_WORK TO COMPLETE_
Pull out every line below containing the word "xlabel".

Dataset entries
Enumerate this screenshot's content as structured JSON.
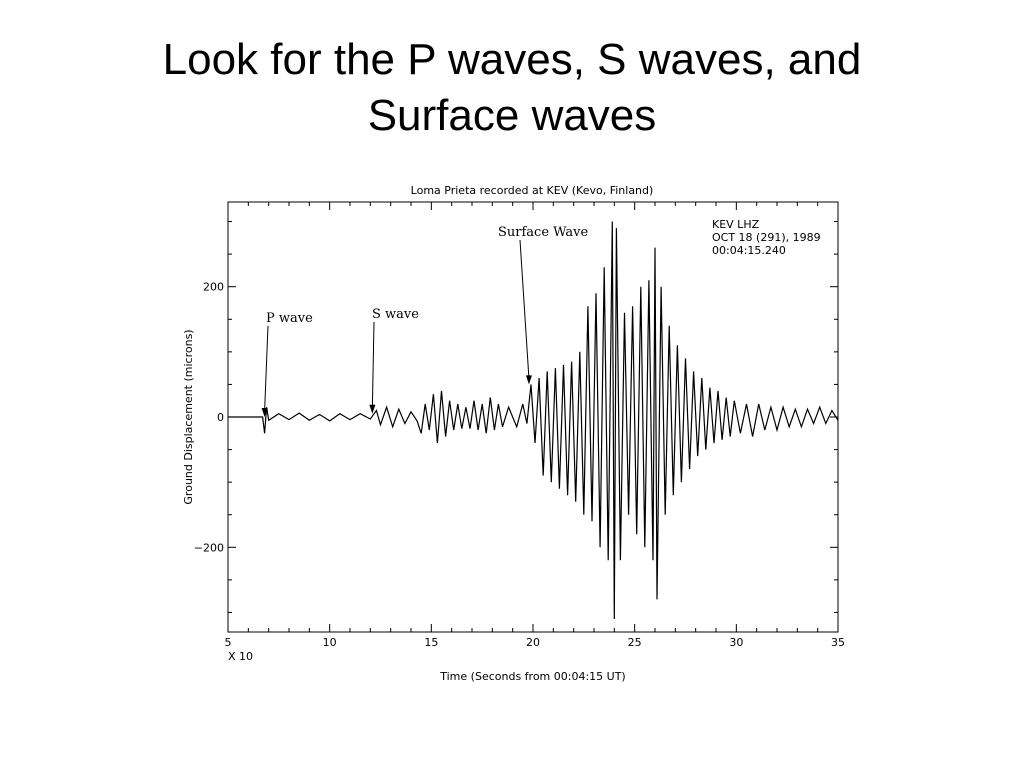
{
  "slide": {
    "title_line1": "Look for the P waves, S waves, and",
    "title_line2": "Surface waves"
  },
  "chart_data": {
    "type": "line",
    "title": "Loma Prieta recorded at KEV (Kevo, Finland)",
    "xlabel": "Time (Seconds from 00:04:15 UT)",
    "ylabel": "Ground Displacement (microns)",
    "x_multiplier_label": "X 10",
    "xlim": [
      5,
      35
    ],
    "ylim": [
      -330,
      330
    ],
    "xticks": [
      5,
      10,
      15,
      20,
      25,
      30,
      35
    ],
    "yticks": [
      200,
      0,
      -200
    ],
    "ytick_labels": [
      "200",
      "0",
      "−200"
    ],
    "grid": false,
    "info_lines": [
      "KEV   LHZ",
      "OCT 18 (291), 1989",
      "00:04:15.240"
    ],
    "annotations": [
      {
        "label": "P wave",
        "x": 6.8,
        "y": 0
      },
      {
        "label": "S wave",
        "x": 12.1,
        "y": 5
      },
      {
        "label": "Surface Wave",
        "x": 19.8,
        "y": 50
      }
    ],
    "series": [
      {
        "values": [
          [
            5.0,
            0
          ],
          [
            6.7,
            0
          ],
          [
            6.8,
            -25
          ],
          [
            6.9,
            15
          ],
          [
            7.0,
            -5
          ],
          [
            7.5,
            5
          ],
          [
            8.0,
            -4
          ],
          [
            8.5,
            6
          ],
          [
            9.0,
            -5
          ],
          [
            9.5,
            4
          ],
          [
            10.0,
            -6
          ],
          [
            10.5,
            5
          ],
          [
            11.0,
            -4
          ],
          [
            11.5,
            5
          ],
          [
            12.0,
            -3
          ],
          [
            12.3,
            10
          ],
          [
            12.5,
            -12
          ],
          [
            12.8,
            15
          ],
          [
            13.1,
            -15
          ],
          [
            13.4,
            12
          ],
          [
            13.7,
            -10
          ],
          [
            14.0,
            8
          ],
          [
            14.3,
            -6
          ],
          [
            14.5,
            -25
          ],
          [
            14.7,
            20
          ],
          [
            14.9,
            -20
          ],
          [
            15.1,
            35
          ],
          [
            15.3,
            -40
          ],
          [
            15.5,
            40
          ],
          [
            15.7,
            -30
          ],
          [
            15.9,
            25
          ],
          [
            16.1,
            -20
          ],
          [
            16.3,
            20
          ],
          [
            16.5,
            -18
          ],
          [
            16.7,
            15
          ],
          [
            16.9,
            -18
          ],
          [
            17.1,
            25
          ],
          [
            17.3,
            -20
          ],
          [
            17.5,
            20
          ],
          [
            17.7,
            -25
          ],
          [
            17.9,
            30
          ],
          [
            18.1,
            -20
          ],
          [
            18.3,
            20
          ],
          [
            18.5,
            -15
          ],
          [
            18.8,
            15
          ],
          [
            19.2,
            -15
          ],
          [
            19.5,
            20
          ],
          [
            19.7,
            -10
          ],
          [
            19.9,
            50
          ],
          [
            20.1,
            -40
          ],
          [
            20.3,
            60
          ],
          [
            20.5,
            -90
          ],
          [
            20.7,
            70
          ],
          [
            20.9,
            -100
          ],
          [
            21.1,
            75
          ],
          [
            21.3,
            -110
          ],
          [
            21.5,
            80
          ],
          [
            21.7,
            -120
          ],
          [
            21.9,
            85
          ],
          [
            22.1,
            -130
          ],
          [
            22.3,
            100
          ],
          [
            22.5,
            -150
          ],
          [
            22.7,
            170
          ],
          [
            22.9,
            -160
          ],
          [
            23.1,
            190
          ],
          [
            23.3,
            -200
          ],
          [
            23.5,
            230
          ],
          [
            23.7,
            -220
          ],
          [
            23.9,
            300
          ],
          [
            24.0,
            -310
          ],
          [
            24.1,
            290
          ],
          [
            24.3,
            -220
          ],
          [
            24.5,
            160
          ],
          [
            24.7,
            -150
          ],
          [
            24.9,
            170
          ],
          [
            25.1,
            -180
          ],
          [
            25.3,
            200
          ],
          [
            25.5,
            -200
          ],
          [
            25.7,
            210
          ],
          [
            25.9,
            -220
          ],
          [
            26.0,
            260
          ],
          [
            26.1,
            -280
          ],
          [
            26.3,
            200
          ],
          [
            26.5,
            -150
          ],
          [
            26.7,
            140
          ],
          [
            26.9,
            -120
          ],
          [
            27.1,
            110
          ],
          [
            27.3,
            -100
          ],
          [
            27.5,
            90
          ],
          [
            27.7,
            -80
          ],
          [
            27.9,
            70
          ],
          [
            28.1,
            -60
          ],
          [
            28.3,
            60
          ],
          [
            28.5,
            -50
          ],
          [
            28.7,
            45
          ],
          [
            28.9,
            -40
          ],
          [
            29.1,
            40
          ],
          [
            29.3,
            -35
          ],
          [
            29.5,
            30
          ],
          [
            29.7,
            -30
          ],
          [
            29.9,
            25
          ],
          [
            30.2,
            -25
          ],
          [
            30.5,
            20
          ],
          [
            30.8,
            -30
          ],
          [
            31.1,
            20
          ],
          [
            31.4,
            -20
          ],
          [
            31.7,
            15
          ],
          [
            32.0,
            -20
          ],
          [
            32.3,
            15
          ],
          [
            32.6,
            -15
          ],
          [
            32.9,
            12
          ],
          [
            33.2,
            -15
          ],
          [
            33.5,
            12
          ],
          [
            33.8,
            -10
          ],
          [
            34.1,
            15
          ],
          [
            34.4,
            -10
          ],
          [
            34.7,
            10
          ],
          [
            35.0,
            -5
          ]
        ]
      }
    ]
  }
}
--
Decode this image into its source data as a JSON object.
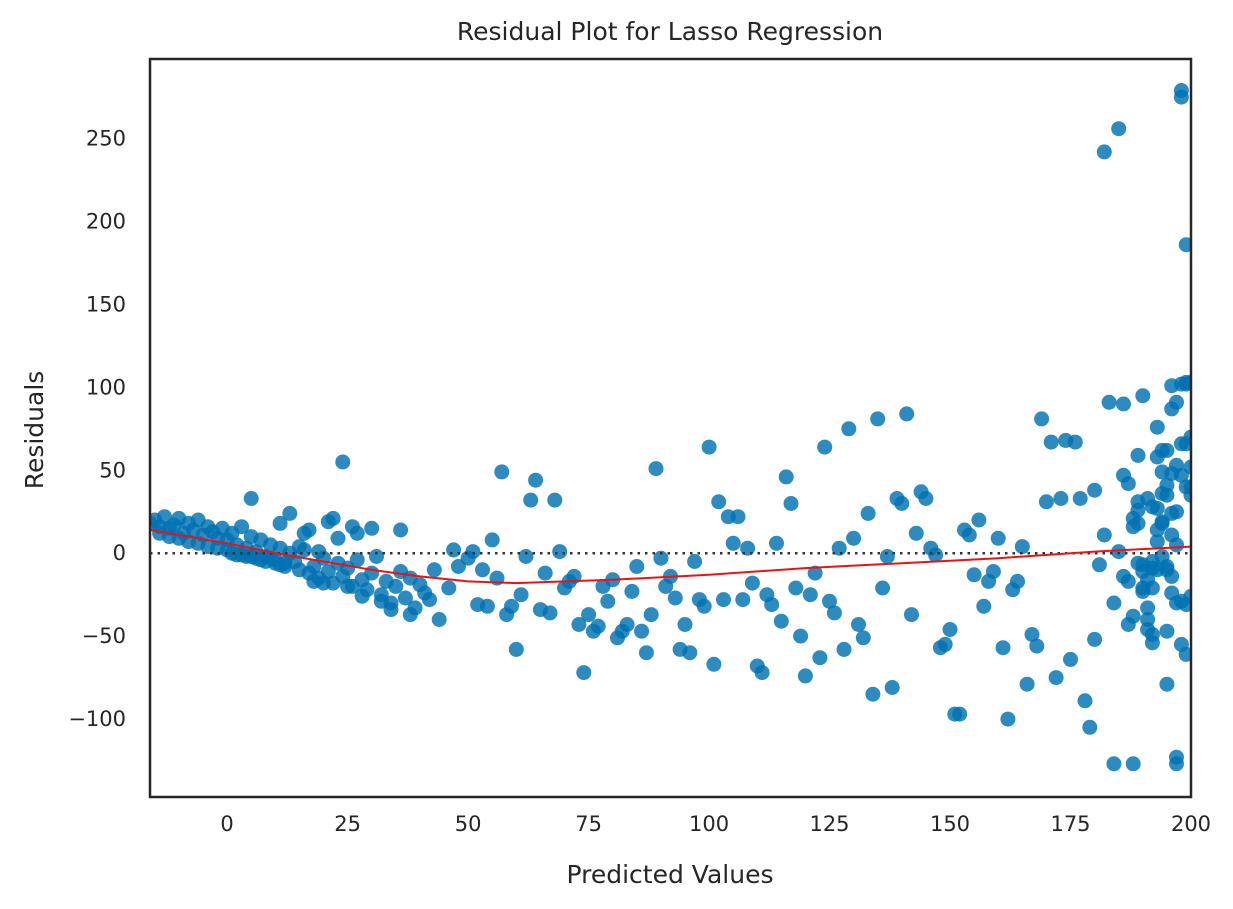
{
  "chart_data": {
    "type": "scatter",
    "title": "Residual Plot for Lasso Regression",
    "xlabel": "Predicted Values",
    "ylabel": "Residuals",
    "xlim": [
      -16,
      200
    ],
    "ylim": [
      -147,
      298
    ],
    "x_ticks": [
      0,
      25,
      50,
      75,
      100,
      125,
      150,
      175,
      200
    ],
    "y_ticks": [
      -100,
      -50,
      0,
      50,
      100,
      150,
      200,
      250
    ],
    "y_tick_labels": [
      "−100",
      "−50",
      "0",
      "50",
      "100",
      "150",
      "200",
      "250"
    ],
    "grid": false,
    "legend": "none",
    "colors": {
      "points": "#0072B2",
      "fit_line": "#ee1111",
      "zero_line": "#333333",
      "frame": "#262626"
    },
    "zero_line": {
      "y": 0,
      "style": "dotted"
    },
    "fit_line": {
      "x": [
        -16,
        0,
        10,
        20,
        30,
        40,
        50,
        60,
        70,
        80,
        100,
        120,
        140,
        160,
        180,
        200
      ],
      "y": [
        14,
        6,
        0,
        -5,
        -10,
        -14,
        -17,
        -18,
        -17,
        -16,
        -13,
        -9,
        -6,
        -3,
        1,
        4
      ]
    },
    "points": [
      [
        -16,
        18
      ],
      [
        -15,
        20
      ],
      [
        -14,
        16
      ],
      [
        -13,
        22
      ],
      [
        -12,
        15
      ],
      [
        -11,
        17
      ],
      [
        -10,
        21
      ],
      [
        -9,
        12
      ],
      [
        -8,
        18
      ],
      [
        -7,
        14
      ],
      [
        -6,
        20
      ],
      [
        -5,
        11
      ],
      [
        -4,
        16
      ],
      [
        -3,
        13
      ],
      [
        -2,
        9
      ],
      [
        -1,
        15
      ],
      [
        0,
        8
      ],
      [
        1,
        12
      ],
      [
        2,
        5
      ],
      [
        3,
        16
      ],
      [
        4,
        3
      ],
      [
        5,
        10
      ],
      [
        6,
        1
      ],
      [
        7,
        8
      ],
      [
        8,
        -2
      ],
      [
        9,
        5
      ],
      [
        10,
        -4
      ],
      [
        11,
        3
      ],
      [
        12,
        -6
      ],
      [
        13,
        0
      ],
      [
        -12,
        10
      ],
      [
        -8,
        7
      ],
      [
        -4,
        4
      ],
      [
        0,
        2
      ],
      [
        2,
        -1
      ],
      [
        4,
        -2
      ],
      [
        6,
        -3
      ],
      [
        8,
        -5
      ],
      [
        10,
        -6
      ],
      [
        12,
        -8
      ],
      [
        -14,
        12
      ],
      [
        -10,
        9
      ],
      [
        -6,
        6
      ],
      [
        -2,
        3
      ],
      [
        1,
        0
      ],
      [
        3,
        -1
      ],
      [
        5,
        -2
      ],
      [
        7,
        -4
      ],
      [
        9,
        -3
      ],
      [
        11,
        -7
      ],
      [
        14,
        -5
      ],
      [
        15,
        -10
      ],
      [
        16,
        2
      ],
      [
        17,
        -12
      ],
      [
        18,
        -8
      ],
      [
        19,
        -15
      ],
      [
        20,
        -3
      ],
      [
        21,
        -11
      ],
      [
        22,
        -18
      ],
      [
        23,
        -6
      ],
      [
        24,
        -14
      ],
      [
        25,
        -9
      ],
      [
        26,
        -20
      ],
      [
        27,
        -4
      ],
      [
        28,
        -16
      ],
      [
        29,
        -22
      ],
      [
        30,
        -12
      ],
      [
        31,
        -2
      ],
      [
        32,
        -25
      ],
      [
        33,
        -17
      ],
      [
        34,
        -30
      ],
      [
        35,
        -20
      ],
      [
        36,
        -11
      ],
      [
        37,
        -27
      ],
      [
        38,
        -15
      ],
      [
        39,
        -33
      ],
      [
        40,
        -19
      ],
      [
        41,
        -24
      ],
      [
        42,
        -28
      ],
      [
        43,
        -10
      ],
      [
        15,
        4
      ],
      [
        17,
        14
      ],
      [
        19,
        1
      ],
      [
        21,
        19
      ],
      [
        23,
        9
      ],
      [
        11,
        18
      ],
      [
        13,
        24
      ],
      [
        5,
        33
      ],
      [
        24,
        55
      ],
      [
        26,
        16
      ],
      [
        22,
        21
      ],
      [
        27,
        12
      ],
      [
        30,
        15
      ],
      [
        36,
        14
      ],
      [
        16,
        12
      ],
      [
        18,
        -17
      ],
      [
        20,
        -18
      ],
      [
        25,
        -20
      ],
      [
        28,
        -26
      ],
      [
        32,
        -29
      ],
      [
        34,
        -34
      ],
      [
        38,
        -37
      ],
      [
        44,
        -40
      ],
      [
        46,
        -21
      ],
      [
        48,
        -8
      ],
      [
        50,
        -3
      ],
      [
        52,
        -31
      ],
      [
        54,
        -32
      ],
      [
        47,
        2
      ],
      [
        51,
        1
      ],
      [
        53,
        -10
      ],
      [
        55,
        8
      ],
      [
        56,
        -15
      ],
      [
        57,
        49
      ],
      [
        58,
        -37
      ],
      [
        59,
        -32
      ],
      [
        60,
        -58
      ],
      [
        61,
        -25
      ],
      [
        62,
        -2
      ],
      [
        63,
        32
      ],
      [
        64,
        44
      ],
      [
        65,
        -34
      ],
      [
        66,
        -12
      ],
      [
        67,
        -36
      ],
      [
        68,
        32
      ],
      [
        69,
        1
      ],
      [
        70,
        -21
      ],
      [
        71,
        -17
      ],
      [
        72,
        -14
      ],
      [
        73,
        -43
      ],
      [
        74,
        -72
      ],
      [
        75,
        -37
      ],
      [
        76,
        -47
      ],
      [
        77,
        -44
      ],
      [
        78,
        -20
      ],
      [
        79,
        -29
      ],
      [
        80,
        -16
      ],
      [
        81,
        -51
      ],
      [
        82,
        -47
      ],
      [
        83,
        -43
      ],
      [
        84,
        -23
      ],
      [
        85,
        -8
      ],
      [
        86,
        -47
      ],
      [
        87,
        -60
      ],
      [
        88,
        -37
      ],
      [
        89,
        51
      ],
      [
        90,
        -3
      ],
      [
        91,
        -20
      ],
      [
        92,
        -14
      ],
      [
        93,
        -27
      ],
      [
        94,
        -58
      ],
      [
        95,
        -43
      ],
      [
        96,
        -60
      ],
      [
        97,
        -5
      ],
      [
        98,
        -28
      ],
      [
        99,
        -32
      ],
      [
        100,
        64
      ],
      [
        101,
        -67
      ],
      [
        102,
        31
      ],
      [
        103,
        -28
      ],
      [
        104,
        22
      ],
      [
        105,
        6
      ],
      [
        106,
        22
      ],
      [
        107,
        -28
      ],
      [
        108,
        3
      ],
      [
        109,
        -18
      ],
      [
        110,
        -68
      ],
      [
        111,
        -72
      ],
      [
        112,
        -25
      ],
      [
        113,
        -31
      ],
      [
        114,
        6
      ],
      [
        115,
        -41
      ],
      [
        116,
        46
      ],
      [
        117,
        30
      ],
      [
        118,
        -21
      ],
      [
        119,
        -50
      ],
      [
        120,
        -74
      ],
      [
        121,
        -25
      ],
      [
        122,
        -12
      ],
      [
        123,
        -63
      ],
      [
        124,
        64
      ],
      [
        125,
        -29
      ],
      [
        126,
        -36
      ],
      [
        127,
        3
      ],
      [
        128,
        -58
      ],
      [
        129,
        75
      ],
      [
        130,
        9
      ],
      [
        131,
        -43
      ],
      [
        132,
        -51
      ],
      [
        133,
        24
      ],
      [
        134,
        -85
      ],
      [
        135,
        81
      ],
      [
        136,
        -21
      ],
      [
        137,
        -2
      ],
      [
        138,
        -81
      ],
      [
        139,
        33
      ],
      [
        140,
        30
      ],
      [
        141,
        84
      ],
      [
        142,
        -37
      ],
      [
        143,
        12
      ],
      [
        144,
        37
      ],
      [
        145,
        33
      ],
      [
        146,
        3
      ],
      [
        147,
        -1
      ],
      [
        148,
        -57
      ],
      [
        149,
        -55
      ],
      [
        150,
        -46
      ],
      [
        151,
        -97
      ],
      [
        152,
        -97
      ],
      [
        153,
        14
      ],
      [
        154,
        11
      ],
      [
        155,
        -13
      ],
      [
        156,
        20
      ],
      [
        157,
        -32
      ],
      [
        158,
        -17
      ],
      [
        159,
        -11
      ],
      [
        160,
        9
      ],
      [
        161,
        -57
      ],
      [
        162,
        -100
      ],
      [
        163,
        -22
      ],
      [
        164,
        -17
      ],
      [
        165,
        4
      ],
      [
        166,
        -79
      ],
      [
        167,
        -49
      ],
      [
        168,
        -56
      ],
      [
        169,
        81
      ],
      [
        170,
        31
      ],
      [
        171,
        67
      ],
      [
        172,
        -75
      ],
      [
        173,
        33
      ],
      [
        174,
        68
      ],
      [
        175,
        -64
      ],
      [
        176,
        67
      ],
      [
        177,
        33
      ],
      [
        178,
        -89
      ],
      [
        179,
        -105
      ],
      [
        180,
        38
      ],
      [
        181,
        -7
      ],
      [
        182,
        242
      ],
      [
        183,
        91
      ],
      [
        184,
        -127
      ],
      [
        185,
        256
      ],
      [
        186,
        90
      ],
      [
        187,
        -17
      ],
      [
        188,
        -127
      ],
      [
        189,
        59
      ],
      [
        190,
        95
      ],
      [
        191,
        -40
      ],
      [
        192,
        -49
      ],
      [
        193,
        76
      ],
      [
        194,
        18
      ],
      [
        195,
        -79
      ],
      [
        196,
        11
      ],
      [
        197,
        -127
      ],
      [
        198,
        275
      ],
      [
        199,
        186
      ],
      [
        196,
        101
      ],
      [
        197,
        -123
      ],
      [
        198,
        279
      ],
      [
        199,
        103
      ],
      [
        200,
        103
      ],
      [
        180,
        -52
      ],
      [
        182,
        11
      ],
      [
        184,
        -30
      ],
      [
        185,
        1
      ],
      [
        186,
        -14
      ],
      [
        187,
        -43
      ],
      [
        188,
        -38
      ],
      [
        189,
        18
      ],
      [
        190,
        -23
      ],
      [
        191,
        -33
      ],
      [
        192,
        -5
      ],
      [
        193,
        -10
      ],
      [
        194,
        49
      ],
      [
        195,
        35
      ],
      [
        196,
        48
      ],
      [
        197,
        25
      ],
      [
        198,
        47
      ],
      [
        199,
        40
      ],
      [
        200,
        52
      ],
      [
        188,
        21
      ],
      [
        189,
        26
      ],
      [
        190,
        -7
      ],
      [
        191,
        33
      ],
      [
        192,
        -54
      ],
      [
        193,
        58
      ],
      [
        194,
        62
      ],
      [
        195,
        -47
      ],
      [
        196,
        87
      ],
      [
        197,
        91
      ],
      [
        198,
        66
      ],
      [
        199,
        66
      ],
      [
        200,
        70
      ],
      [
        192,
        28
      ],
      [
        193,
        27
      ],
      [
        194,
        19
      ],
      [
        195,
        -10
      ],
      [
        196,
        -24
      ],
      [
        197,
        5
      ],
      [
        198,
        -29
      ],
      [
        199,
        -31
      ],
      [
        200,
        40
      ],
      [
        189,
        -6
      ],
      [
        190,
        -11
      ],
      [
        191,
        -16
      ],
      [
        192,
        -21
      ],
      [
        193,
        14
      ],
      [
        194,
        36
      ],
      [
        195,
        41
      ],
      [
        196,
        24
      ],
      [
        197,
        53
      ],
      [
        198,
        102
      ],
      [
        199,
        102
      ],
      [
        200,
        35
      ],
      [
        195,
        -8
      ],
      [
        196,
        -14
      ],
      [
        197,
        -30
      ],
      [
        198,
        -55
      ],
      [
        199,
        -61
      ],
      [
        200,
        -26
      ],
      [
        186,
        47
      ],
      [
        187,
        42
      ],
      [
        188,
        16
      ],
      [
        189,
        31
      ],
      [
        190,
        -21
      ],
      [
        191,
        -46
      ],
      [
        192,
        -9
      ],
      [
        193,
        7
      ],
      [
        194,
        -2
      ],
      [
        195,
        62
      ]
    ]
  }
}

_ANSWER FOR THIS EXERCISE_
    "xlabel": "Time (Seconds from 00:04:15 UT)",
    "xlabel": "Predicted Values",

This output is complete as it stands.